### Exercise details
Check every line below for the word "glyph" and give only the number of lines where it appears.

### The data
################

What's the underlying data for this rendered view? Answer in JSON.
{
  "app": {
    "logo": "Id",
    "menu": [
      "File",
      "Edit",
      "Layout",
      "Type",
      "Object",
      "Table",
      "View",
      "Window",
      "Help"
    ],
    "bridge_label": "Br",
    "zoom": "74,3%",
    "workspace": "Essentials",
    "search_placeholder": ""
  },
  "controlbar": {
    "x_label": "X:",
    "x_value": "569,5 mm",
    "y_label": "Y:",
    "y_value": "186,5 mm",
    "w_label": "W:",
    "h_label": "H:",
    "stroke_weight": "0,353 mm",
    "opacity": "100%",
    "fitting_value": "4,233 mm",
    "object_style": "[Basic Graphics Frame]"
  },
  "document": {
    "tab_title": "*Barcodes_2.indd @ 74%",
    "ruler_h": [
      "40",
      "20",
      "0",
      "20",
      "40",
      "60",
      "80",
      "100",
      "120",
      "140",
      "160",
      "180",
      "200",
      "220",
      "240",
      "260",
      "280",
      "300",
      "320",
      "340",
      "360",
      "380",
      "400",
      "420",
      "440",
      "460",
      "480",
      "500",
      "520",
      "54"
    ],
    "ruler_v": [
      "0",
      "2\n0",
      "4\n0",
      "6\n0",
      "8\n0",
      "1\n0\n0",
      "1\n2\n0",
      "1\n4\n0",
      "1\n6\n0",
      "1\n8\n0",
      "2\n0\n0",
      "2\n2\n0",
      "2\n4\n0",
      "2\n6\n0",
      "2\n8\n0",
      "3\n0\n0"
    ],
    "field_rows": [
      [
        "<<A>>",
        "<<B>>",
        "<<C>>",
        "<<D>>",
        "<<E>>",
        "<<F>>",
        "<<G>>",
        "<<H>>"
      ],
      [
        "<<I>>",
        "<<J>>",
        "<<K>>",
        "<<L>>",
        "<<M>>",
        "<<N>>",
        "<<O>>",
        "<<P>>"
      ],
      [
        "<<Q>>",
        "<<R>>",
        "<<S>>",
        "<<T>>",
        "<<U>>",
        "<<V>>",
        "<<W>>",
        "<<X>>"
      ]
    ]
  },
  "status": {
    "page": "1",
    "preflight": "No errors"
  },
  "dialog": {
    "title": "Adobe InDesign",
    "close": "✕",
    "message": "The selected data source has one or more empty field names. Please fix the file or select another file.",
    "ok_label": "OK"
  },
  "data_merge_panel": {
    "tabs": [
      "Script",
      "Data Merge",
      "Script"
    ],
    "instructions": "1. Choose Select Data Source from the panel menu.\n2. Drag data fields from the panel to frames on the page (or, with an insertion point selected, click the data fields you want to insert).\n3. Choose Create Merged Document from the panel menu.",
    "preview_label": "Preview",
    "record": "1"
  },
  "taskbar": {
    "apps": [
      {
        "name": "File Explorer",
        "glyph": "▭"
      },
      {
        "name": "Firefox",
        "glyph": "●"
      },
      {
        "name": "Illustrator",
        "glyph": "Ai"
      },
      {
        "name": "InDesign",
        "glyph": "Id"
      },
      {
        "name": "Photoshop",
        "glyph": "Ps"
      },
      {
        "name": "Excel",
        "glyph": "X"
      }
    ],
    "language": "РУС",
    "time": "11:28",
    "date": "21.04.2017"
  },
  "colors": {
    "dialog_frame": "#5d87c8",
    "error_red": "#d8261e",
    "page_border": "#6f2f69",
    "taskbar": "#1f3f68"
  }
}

################

### Final result
6